## Source records:

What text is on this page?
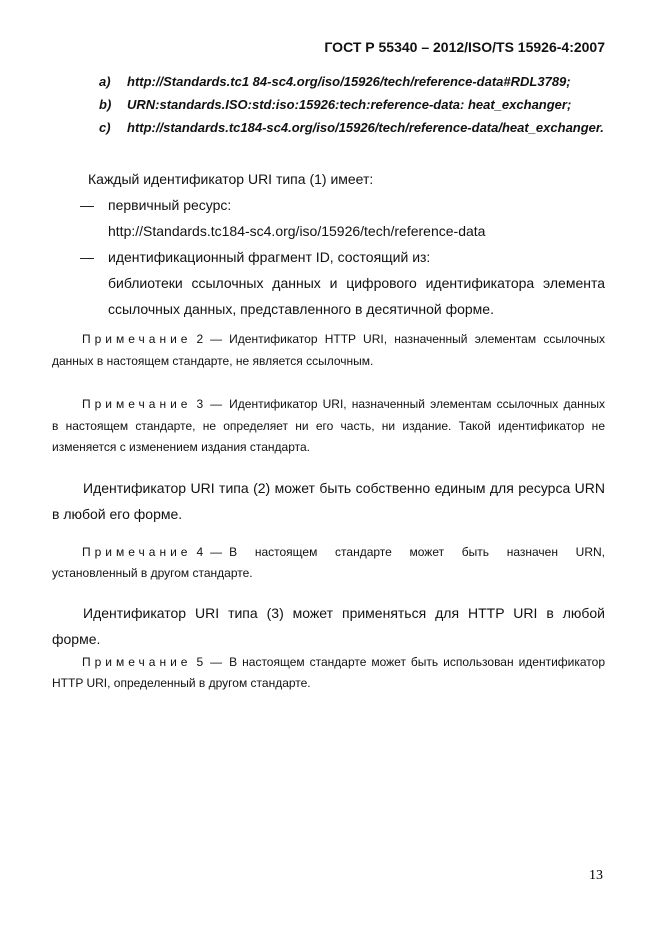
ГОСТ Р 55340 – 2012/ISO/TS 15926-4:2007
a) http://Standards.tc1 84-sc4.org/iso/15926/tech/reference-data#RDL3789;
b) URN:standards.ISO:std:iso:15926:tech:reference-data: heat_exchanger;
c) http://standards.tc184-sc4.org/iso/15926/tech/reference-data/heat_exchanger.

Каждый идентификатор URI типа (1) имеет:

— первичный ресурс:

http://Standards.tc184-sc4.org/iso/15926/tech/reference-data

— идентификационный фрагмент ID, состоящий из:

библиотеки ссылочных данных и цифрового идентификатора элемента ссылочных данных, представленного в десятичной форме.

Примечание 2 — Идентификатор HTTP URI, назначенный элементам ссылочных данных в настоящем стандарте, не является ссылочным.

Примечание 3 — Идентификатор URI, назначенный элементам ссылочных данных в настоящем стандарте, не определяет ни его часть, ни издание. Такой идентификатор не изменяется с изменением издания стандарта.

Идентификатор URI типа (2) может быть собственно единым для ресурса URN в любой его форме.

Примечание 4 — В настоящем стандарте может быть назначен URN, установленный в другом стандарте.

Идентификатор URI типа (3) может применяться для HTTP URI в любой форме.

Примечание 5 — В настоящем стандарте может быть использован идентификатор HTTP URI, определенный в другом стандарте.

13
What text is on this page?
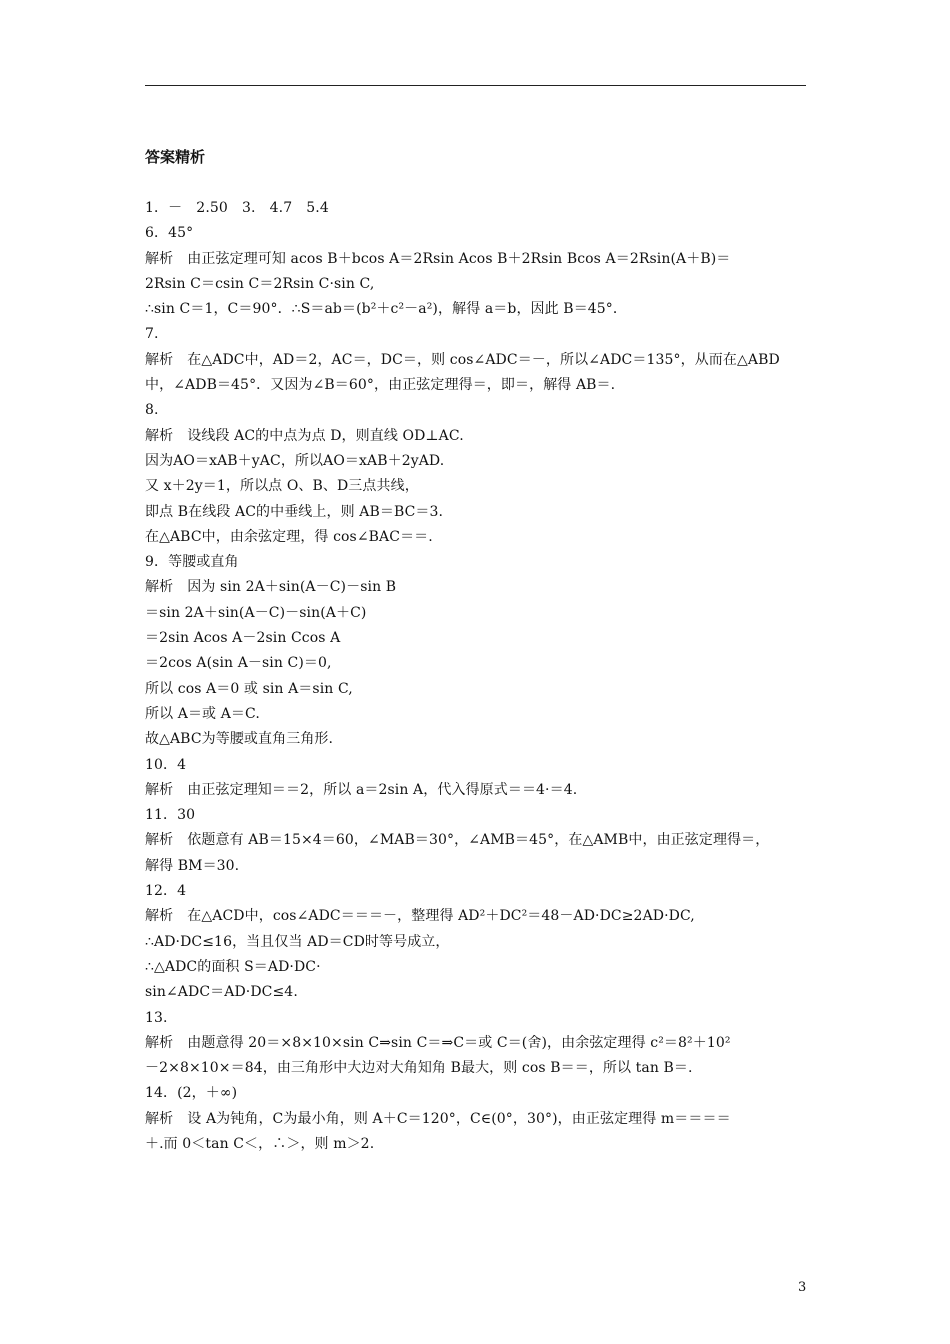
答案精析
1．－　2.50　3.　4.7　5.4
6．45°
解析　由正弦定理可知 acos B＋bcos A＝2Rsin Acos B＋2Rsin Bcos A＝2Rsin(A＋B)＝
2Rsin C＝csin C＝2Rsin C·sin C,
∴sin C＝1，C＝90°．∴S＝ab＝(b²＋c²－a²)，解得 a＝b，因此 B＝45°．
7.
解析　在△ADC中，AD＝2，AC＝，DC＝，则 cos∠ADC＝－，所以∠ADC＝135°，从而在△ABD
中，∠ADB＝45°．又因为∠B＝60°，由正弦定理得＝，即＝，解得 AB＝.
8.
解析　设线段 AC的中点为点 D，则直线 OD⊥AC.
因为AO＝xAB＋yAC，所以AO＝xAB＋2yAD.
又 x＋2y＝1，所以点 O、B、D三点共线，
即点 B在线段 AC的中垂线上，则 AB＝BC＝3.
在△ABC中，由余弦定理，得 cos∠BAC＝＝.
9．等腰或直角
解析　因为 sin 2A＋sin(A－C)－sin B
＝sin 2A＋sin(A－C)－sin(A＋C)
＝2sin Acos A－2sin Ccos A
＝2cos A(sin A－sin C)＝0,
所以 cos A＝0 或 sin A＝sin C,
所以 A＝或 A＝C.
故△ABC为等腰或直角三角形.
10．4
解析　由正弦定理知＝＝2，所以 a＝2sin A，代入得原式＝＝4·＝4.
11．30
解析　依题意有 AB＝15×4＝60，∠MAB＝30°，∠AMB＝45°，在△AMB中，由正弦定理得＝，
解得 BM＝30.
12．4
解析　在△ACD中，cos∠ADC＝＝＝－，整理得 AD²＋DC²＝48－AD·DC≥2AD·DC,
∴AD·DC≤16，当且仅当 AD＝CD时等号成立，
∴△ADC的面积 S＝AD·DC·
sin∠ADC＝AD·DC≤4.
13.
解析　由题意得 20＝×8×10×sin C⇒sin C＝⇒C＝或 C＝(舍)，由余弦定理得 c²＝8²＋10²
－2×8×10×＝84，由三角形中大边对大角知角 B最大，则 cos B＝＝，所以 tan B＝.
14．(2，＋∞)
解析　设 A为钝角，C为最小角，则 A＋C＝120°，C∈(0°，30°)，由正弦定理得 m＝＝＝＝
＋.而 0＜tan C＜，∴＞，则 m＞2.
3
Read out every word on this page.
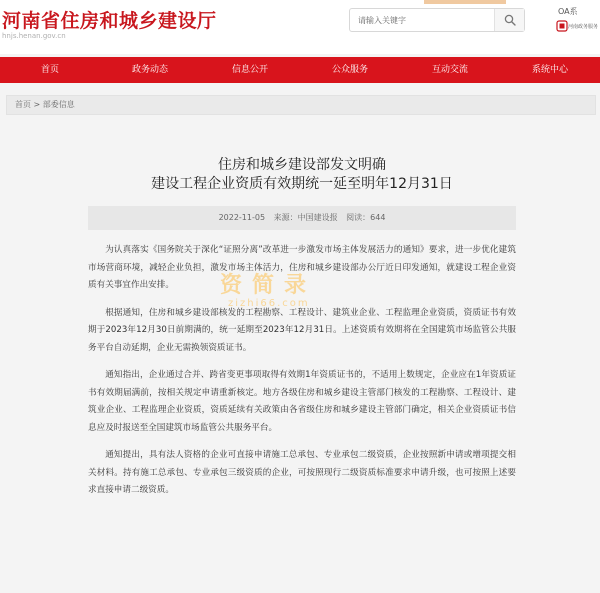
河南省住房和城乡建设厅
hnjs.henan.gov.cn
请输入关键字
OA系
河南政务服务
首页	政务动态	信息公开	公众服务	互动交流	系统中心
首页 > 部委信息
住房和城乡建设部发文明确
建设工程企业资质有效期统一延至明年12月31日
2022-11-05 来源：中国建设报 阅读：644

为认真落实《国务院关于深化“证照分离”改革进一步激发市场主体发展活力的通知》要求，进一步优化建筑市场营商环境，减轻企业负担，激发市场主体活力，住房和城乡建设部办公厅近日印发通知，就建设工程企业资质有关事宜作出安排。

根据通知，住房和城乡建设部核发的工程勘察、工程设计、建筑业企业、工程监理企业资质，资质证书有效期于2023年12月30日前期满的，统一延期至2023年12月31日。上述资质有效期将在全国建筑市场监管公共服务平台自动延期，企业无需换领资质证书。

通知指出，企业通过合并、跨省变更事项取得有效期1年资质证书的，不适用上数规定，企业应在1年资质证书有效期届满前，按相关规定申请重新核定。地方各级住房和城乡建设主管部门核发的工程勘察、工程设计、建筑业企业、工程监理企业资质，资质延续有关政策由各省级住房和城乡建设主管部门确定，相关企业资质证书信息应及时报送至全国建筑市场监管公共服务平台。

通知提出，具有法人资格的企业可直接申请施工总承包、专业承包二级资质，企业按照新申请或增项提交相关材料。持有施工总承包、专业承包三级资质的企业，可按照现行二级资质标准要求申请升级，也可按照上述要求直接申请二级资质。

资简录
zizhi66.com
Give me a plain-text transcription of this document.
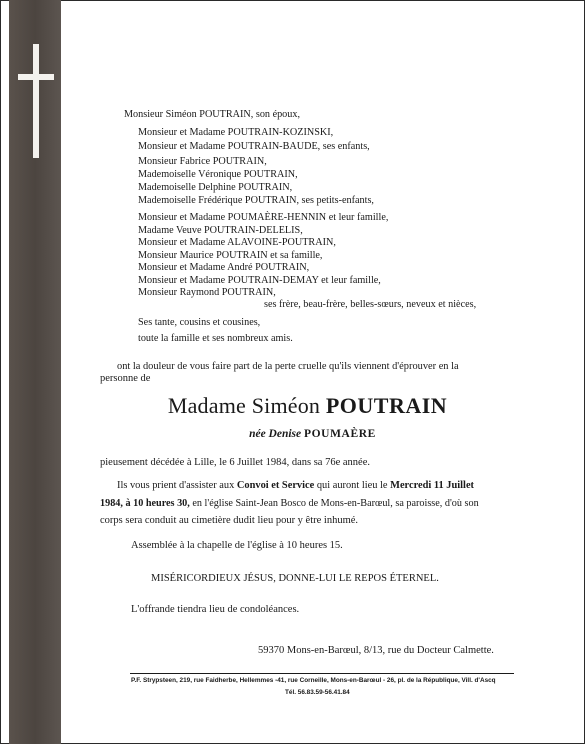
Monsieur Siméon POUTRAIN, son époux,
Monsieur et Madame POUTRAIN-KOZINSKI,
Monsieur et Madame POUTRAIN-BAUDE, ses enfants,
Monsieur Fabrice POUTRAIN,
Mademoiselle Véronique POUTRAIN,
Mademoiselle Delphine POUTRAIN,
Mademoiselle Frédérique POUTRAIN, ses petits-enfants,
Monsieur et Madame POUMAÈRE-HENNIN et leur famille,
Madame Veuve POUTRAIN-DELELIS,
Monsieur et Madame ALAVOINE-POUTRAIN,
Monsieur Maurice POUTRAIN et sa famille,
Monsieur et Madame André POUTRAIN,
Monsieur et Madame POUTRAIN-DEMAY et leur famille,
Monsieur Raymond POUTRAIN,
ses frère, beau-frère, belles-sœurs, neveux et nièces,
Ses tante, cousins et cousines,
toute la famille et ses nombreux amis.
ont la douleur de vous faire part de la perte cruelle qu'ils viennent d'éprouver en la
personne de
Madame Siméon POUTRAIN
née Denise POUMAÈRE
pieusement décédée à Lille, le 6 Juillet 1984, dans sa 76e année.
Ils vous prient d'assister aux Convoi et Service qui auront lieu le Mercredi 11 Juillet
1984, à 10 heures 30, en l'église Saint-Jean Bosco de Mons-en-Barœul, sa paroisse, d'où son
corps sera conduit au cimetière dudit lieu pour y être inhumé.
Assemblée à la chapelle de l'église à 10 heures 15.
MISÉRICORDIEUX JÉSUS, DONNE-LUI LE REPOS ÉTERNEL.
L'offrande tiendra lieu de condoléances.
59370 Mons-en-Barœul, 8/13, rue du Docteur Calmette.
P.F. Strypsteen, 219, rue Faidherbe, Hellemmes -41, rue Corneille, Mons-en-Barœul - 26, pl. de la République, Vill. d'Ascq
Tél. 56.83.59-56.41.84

## WORK REQUIRED:
Every entry must be written out exactly, with all pictures left out.

## EXERCISE ANSWER:
What text is on this page?
ГОСТ Р 55340 – 2012/ISO/TS 15926-4:2007
a) http://Standards.tc1 84-sc4.org/iso/15926/tech/reference-data#RDL3789;
b) URN:standards.ISO:std:iso:15926:tech:reference-data: heat_exchanger;
c) http://standards.tc184-sc4.org/iso/15926/tech/reference-data/heat_exchanger.

Каждый идентификатор URI типа (1) имеет:

— первичный ресурс:

http://Standards.tc184-sc4.org/iso/15926/tech/reference-data

— идентификационный фрагмент ID, состоящий из:

библиотеки ссылочных данных и цифрового идентификатора элемента ссылочных данных, представленного в десятичной форме.

Примечание 2 — Идентификатор HTTP URI, назначенный элементам ссылочных данных в настоящем стандарте, не является ссылочным.

Примечание 3 — Идентификатор URI, назначенный элементам ссылочных данных в настоящем стандарте, не определяет ни его часть, ни издание. Такой идентификатор не изменяется с изменением издания стандарта.

Идентификатор URI типа (2) может быть собственно единым для ресурса URN в любой его форме.

Примечание 4 — В настоящем стандарте может быть назначен URN, установленный в другом стандарте.

Идентификатор URI типа (3) может применяться для HTTP URI в любой форме.

Примечание 5 — В настоящем стандарте может быть использован идентификатор HTTP URI, определенный в другом стандарте.

13
What text is on this page?
答案精析
1．－　2.50　3.　4.7　5.4
6．45°
解析　由正弦定理可知 acos B＋bcos A＝2Rsin Acos B＋2Rsin Bcos A＝2Rsin(A＋B)＝
2Rsin C＝csin C＝2Rsin C·sin C,
∴sin C＝1，C＝90°．∴S＝ab＝(b²＋c²－a²)，解得 a＝b，因此 B＝45°．
7.
解析　在△ADC中，AD＝2，AC＝，DC＝，则 cos∠ADC＝－，所以∠ADC＝135°，从而在△ABD
中，∠ADB＝45°．又因为∠B＝60°，由正弦定理得＝，即＝，解得 AB＝.
8.
解析　设线段 AC的中点为点 D，则直线 OD⊥AC.
因为AO＝xAB＋yAC，所以AO＝xAB＋2yAD.
又 x＋2y＝1，所以点 O、B、D三点共线，
即点 B在线段 AC的中垂线上，则 AB＝BC＝3.
在△ABC中，由余弦定理，得 cos∠BAC＝＝.
9．等腰或直角
解析　因为 sin 2A＋sin(A－C)－sin B
＝sin 2A＋sin(A－C)－sin(A＋C)
＝2sin Acos A－2sin Ccos A
＝2cos A(sin A－sin C)＝0,
所以 cos A＝0 或 sin A＝sin C,
所以 A＝或 A＝C.
故△ABC为等腰或直角三角形.
10．4
解析　由正弦定理知＝＝2，所以 a＝2sin A，代入得原式＝＝4·＝4.
11．30
解析　依题意有 AB＝15×4＝60，∠MAB＝30°，∠AMB＝45°，在△AMB中，由正弦定理得＝，
解得 BM＝30.
12．4
解析　在△ACD中，cos∠ADC＝＝＝－，整理得 AD²＋DC²＝48－AD·DC≥2AD·DC,
∴AD·DC≤16，当且仅当 AD＝CD时等号成立，
∴△ADC的面积 S＝AD·DC·
sin∠ADC＝AD·DC≤4.
13.
解析　由题意得 20＝×8×10×sin C⇒sin C＝⇒C＝或 C＝(舍)，由余弦定理得 c²＝8²＋10²
－2×8×10×＝84，由三角形中大边对大角知角 B最大，则 cos B＝＝，所以 tan B＝.
14．(2，＋∞)
解析　设 A为钝角，C为最小角，则 A＋C＝120°，C∈(0°，30°)，由正弦定理得 m＝＝＝＝
＋.而 0＜tan C＜，∴＞，则 m＞2.
3
Read out every word on this page.
河南省住房和城乡建设厅
hnjs.henan.gov.cn
请输入关键字
OA系
河南政务服务
首页	政务动态	信息公开	公众服务	互动交流	系统中心
首页 > 部委信息
住房和城乡建设部发文明确
建设工程企业资质有效期统一延至明年12月31日
2022-11-05 来源：中国建设报 阅读：644

为认真落实《国务院关于深化“证照分离”改革进一步激发市场主体发展活力的通知》要求，进一步优化建筑市场营商环境，减轻企业负担，激发市场主体活力，住房和城乡建设部办公厅近日印发通知，就建设工程企业资质有关事宜作出安排。

根据通知，住房和城乡建设部核发的工程勘察、工程设计、建筑业企业、工程监理企业资质，资质证书有效期于2023年12月30日前期满的，统一延期至2023年12月31日。上述资质有效期将在全国建筑市场监管公共服务平台自动延期，企业无需换领资质证书。

通知指出，企业通过合并、跨省变更事项取得有效期1年资质证书的，不适用上数规定，企业应在1年资质证书有效期届满前，按相关规定申请重新核定。地方各级住房和城乡建设主管部门核发的工程勘察、工程设计、建筑业企业、工程监理企业资质，资质延续有关政策由各省级住房和城乡建设主管部门确定，相关企业资质证书信息应及时报送至全国建筑市场监管公共服务平台。

通知提出，具有法人资格的企业可直接申请施工总承包、专业承包二级资质，企业按照新申请或增项提交相关材料。持有施工总承包、专业承包三级资质的企业，可按照现行二级资质标准要求申请升级，也可按照上述要求直接申请二级资质。

资简录
zizhi66.com
Give me a plain-text transcription of this document.
Monsieur Siméon POUTRAIN, son époux,
Monsieur et Madame POUTRAIN-KOZINSKI,
Monsieur et Madame POUTRAIN-BAUDE, ses enfants,
Monsieur Fabrice POUTRAIN,
Mademoiselle Véronique POUTRAIN,
Mademoiselle Delphine POUTRAIN,
Mademoiselle Frédérique POUTRAIN, ses petits-enfants,
Monsieur et Madame POUMAÈRE-HENNIN et leur famille,
Madame Veuve POUTRAIN-DELELIS,
Monsieur et Madame ALAVOINE-POUTRAIN,
Monsieur Maurice POUTRAIN et sa famille,
Monsieur et Madame André POUTRAIN,
Monsieur et Madame POUTRAIN-DEMAY et leur famille,
Monsieur Raymond POUTRAIN,
ses frère, beau-frère, belles-sœurs, neveux et nièces,
Ses tante, cousins et cousines,
toute la famille et ses nombreux amis.
ont la douleur de vous faire part de la perte cruelle qu'ils viennent d'éprouver en la
personne de
Madame Siméon POUTRAIN
née Denise POUMAÈRE
pieusement décédée à Lille, le 6 Juillet 1984, dans sa 76e année.
Ils vous prient d'assister aux Convoi et Service qui auront lieu le Mercredi 11 Juillet
1984, à 10 heures 30, en l'église Saint-Jean Bosco de Mons-en-Barœul, sa paroisse, d'où son
corps sera conduit au cimetière dudit lieu pour y être inhumé.
Assemblée à la chapelle de l'église à 10 heures 15.
MISÉRICORDIEUX JÉSUS, DONNE-LUI LE REPOS ÉTERNEL.
L'offrande tiendra lieu de condoléances.
59370 Mons-en-Barœul, 8/13, rue du Docteur Calmette.
P.F. Strypsteen, 219, rue Faidherbe, Hellemmes -41, rue Corneille, Mons-en-Barœul - 26, pl. de la République, Vill. d'Ascq
Tél. 56.83.59-56.41.84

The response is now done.